The records:
□ □ □ □

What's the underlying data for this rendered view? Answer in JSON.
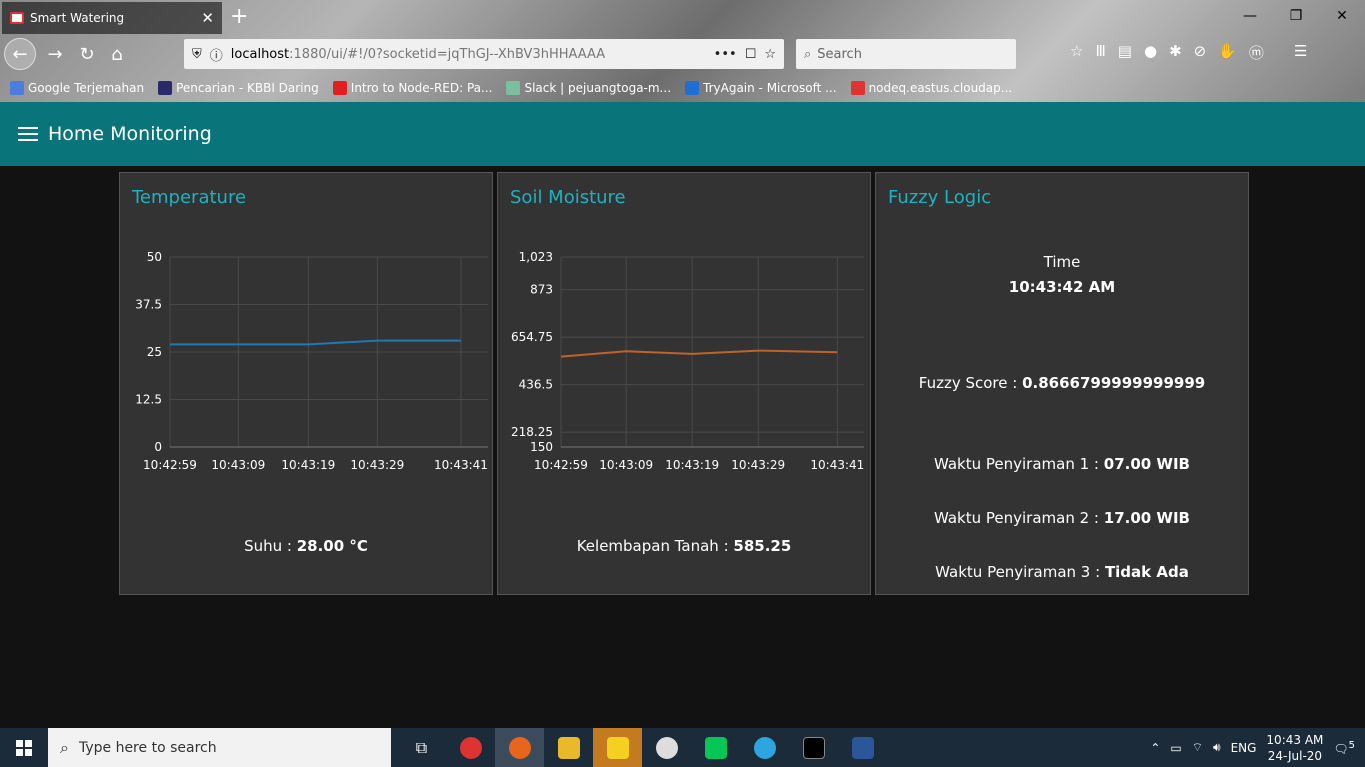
{
  "browser": {
    "tab_title": "Smart Watering",
    "url_host": "localhost",
    "url_path": ":1880/ui/#!/0?socketid=jqThGJ--XhBV3hHHAAAA",
    "search_placeholder": "Search",
    "bookmarks": [
      {
        "label": "Google Terjemahan",
        "color": "#4a7fe0"
      },
      {
        "label": "Pencarian - KBBI Daring",
        "color": "#2a2a6a"
      },
      {
        "label": "Intro to Node-RED: Pa...",
        "color": "#e02020"
      },
      {
        "label": "Slack | pejuangtoga-m...",
        "color": "#7ac0a0"
      },
      {
        "label": "TryAgain - Microsoft ...",
        "color": "#1e6fd0"
      },
      {
        "label": "nodeq.eastus.cloudap...",
        "color": "#d33"
      }
    ]
  },
  "app": {
    "title": "Home Monitoring"
  },
  "temperature": {
    "title": "Temperature",
    "readout_label": "Suhu : ",
    "readout_value": "28.00 °C",
    "chart_data": {
      "type": "line",
      "title": "Temperature",
      "x": [
        "10:42:59",
        "10:43:09",
        "10:43:19",
        "10:43:29",
        "10:43:41"
      ],
      "y_ticks": [
        "50",
        "37.5",
        "25",
        "12.5",
        "0"
      ],
      "ylim": [
        0,
        50
      ],
      "series": [
        {
          "values": [
            27,
            27,
            27,
            28,
            28
          ],
          "color": "#1f77b4"
        }
      ]
    }
  },
  "soil": {
    "title": "Soil Moisture",
    "readout_label": "Kelembapan Tanah : ",
    "readout_value": "585.25",
    "chart_data": {
      "type": "line",
      "title": "Soil Moisture",
      "x": [
        "10:42:59",
        "10:43:09",
        "10:43:19",
        "10:43:29",
        "10:43:41"
      ],
      "y_ticks": [
        "1,023",
        "873",
        "654.75",
        "436.5",
        "218.25",
        "150"
      ],
      "ylim": [
        150,
        1023
      ],
      "series": [
        {
          "values": [
            565,
            590,
            578,
            593,
            585.25
          ],
          "color": "#c0622a"
        }
      ]
    }
  },
  "fuzzy": {
    "title": "Fuzzy Logic",
    "time_label": "Time",
    "time_value": "10:43:42 AM",
    "score_label": "Fuzzy Score : ",
    "score_value": "0.8666799999999999",
    "w1_label": "Waktu Penyiraman 1 : ",
    "w1_value": "07.00 WIB",
    "w2_label": "Waktu Penyiraman 2 : ",
    "w2_value": "17.00 WIB",
    "w3_label": "Waktu Penyiraman 3 : ",
    "w3_value": "Tidak Ada"
  },
  "taskbar": {
    "search_placeholder": "Type here to search",
    "lang": "ENG",
    "time": "10:43 AM",
    "date": "24-Jul-20",
    "notifications": "5"
  }
}
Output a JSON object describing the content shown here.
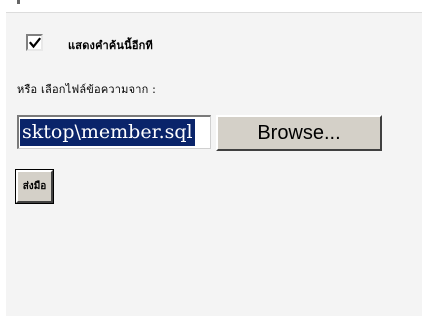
{
  "import_options": {
    "checkbox_checked": true,
    "checkbox_label": "แสดงคำค้นนี้อีกที",
    "file_label": "หรือ เลือกไฟล์ข้อความจาก :",
    "file_path": "sktop\\member.sql",
    "browse_label": "Browse...",
    "submit_label": "ส่งมือ"
  }
}
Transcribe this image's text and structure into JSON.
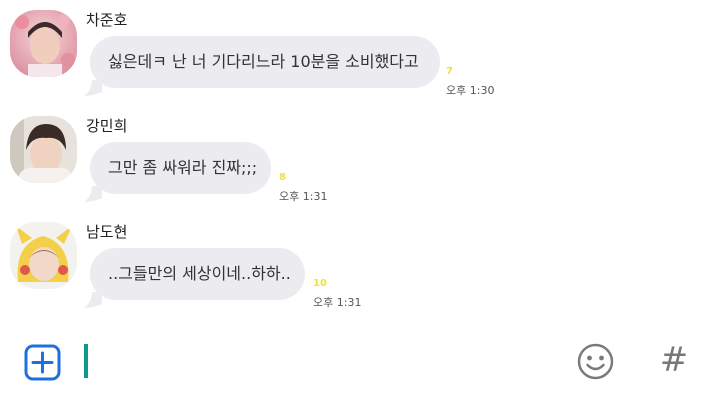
{
  "messages": [
    {
      "sender": "차준호",
      "text": "싫은데ㅋ 난 너 기다리느라 10분을 소비했다고",
      "unread": "7",
      "time": "오후 1:30"
    },
    {
      "sender": "강민희",
      "text": "그만 좀 싸워라 진짜;;;",
      "unread": "8",
      "time": "오후 1:31"
    },
    {
      "sender": "남도현",
      "text": "..그들만의 세상이네..하하..",
      "unread": "10",
      "time": "오후 1:31"
    }
  ],
  "input": {
    "add_icon": "plus-icon",
    "emoji_icon": "smiley-icon",
    "hashtag_label": "#"
  },
  "colors": {
    "bubble": "#ebebf0",
    "unread": "#f2df3a",
    "cursor": "#0e9a8a",
    "add_button": "#1f6fe0"
  }
}
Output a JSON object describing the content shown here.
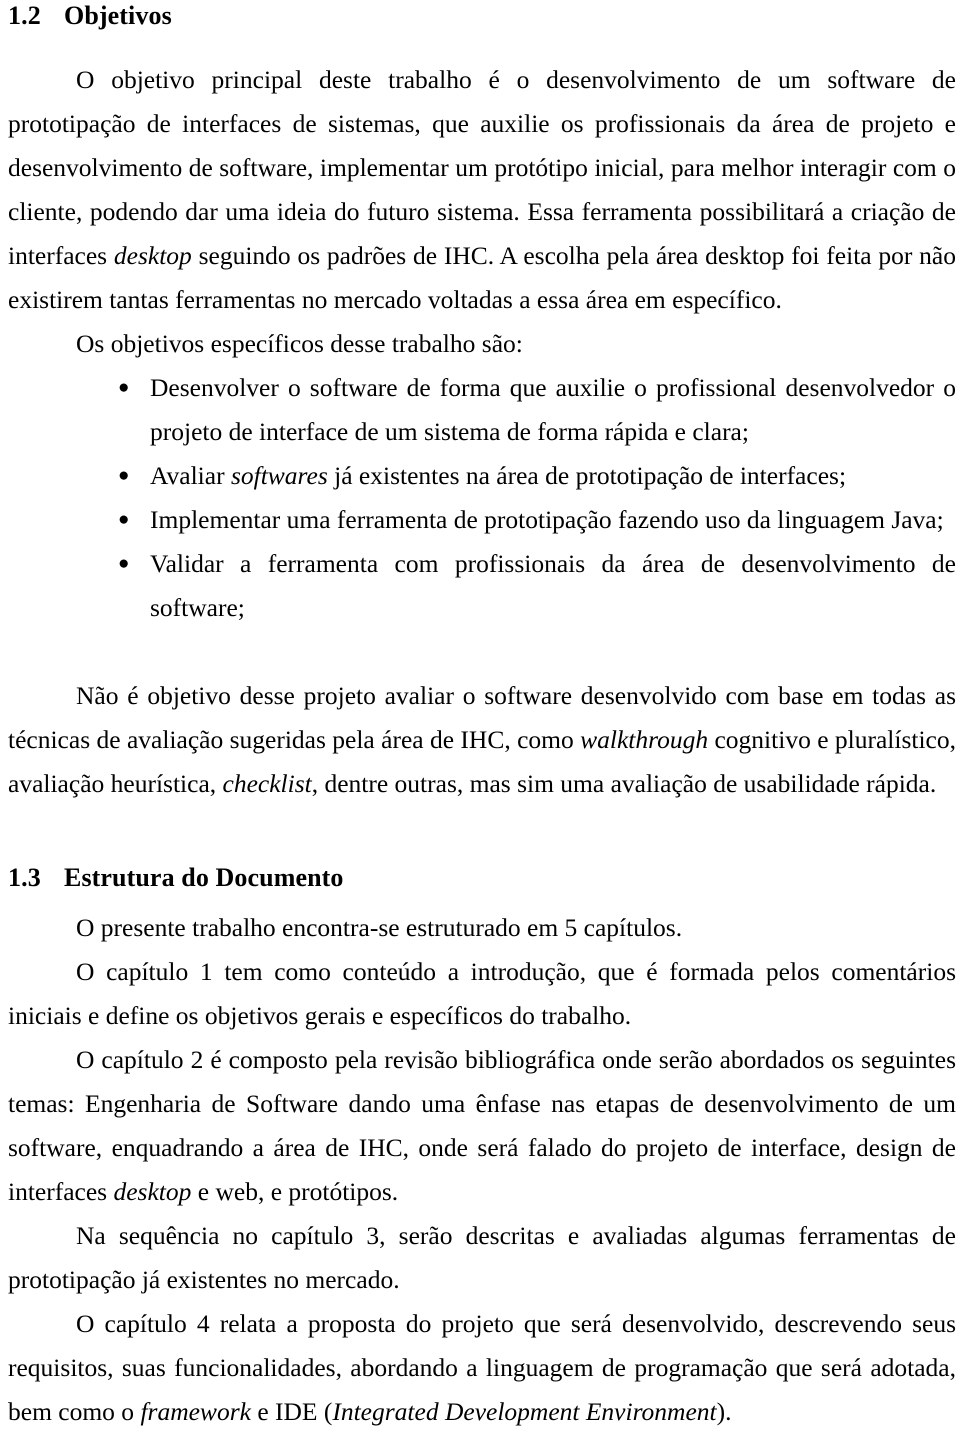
{
  "document": {
    "language": "pt-BR",
    "page_background": "#ffffff",
    "text_color": "#000000"
  },
  "sections": [
    {
      "number": "1.2",
      "title": "Objetivos"
    },
    {
      "number": "1.3",
      "title": "Estrutura do Documento"
    }
  ],
  "section_1_2": {
    "heading_number": "1.2",
    "heading_title": "Objetivos",
    "paragraph_1": {
      "part_1": "O objetivo principal deste trabalho é o desenvolvimento de um software de prototipação de interfaces de sistemas, que auxilie os profissionais da área de projeto e desenvolvimento de software, implementar um protótipo inicial, para melhor interagir com o cliente, podendo dar uma ideia do futuro sistema. Essa ferramenta possibilitará a criação de interfaces ",
      "italic_1": "desktop",
      "part_2": " seguindo os padrões de IHC. A escolha pela área desktop foi feita por não existirem tantas ferramentas no mercado voltadas a essa área em específico."
    },
    "paragraph_2": "Os objetivos específicos desse trabalho são:",
    "bullet_symbol": "●",
    "objectives": [
      {
        "part_1": "Desenvolver o software de forma que auxilie o profissional desenvolvedor o projeto de interface de um sistema de forma rápida e clara;",
        "italic_1": "",
        "part_2": ""
      },
      {
        "part_1": "Avaliar ",
        "italic_1": "softwares",
        "part_2": " já existentes na área de prototipação de interfaces;"
      },
      {
        "part_1": "Implementar uma ferramenta de prototipação fazendo uso da linguagem Java;",
        "italic_1": "",
        "part_2": ""
      },
      {
        "part_1": "Validar a ferramenta com profissionais da área de desenvolvimento de software;",
        "italic_1": "",
        "part_2": ""
      }
    ],
    "paragraph_3": {
      "part_1": "Não é objetivo desse projeto avaliar o software desenvolvido com base em todas as técnicas de avaliação sugeridas pela área de IHC, como ",
      "italic_1": "walkthrough",
      "part_2": " cognitivo e pluralístico, avaliação heurística, ",
      "italic_2": "checklist",
      "part_3": ", dentre outras, mas sim uma avaliação de usabilidade rápida."
    }
  },
  "section_1_3": {
    "heading_number": "1.3",
    "heading_title": "Estrutura do Documento",
    "paragraph_1": "O presente trabalho encontra-se estruturado em 5 capítulos.",
    "paragraph_2": "O capítulo 1 tem como conteúdo a introdução, que é formada pelos comentários iniciais e define os objetivos gerais e específicos do trabalho.",
    "paragraph_3": {
      "part_1": "O capítulo 2 é composto pela revisão bibliográfica onde serão abordados os seguintes temas: Engenharia de Software dando uma ênfase nas etapas de desenvolvimento de um software, enquadrando a área de IHC, onde será falado do projeto de interface, design de interfaces ",
      "italic_1": "desktop",
      "part_2": " e web, e protótipos."
    },
    "paragraph_4": "Na sequência no capítulo 3, serão descritas e avaliadas algumas ferramentas de prototipação já existentes no mercado.",
    "paragraph_5": {
      "part_1": "O capítulo 4 relata a proposta do projeto que será desenvolvido, descrevendo seus requisitos, suas funcionalidades, abordando a linguagem de programação que será adotada, bem como o ",
      "italic_1": "framework",
      "part_2": " e IDE (",
      "italic_2": "Integrated Development Environment",
      "part_3": ")."
    }
  }
}
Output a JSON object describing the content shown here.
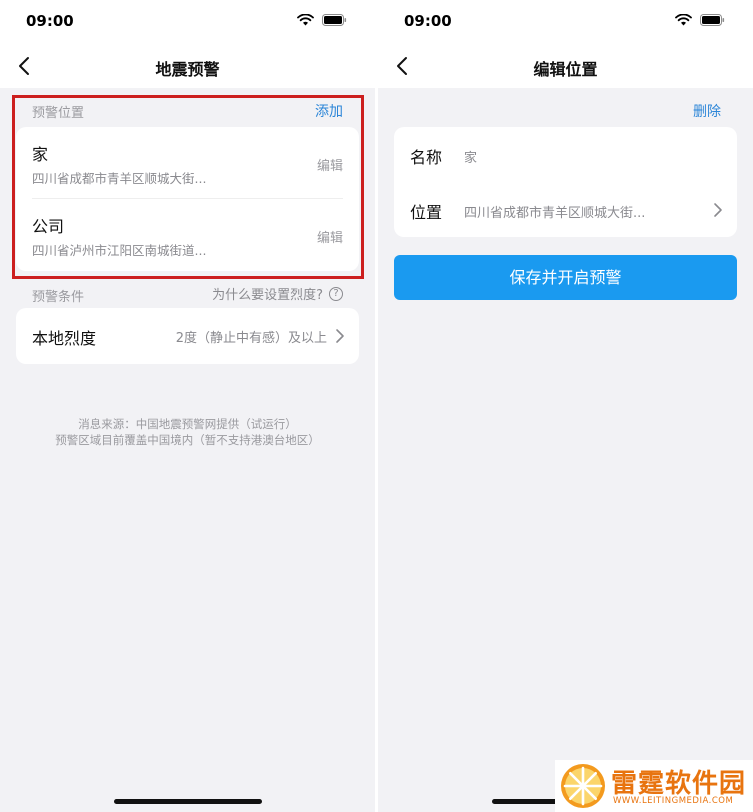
{
  "left": {
    "status_time": "09:00",
    "title": "地震预警",
    "locations_section_label": "预警位置",
    "add_label": "添加",
    "locations": [
      {
        "name": "家",
        "address": "四川省成都市青羊区顺城大街...",
        "edit_label": "编辑"
      },
      {
        "name": "公司",
        "address": "四川省泸州市江阳区南城街道...",
        "edit_label": "编辑"
      }
    ],
    "conditions_section_label": "预警条件",
    "why_label": "为什么要设置烈度?",
    "help_glyph": "?",
    "intensity_label": "本地烈度",
    "intensity_value": "2度（静止中有感）及以上",
    "footer_line1": "消息来源：中国地震预警网提供（试运行）",
    "footer_line2": "预警区域目前覆盖中国境内（暂不支持港澳台地区）"
  },
  "right": {
    "status_time": "09:00",
    "title": "编辑位置",
    "delete_label": "删除",
    "name_label": "名称",
    "name_value": "家",
    "location_label": "位置",
    "location_value": "四川省成都市青羊区顺城大街...",
    "save_button_label": "保存并开启预警"
  },
  "watermark": {
    "title": "雷霆软件园",
    "url": "WWW.LEITINGMEDIA.COM"
  },
  "colors": {
    "accent_blue": "#2c86d8",
    "button_blue": "#1a9af0",
    "highlight_red": "#cc1f1f",
    "background_gray": "#f2f2f5",
    "watermark_orange": "#e8740f"
  }
}
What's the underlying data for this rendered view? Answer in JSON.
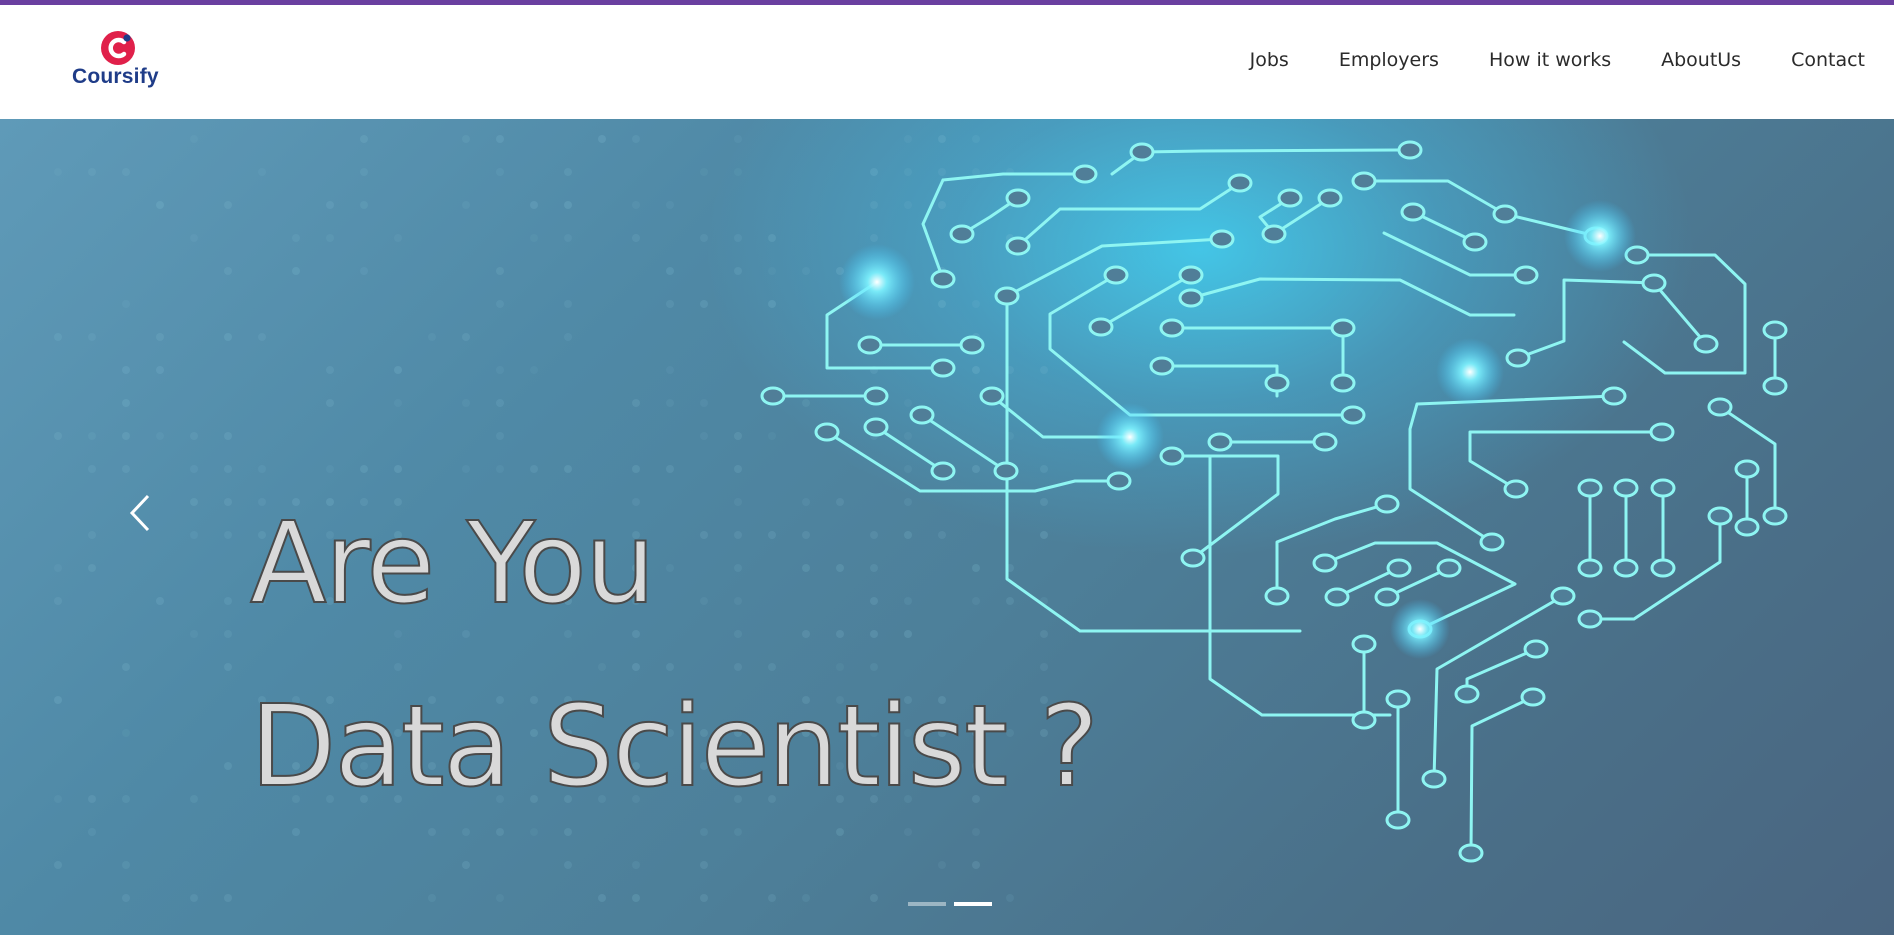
{
  "brand": {
    "name": "Coursify",
    "color": "#1f3c88",
    "mark_color": "#e0204a"
  },
  "nav": {
    "items": [
      {
        "label": "Jobs"
      },
      {
        "label": "Employers"
      },
      {
        "label": "How it works"
      },
      {
        "label": "AboutUs"
      },
      {
        "label": "Contact"
      }
    ]
  },
  "hero": {
    "headline_line1": "Are You",
    "headline_line2": "Data Scientist ?",
    "prev_icon": "chevron-left-icon",
    "slides_count": 2,
    "active_slide": 2,
    "accent_color": "#7ef3ff"
  },
  "colors": {
    "topline": "#6a3fa0",
    "navbar_bg": "#ffffff"
  }
}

□ □ □ □

Requirements: Say, as a number only, how many lines of the data contain "desse".

Final answer: 2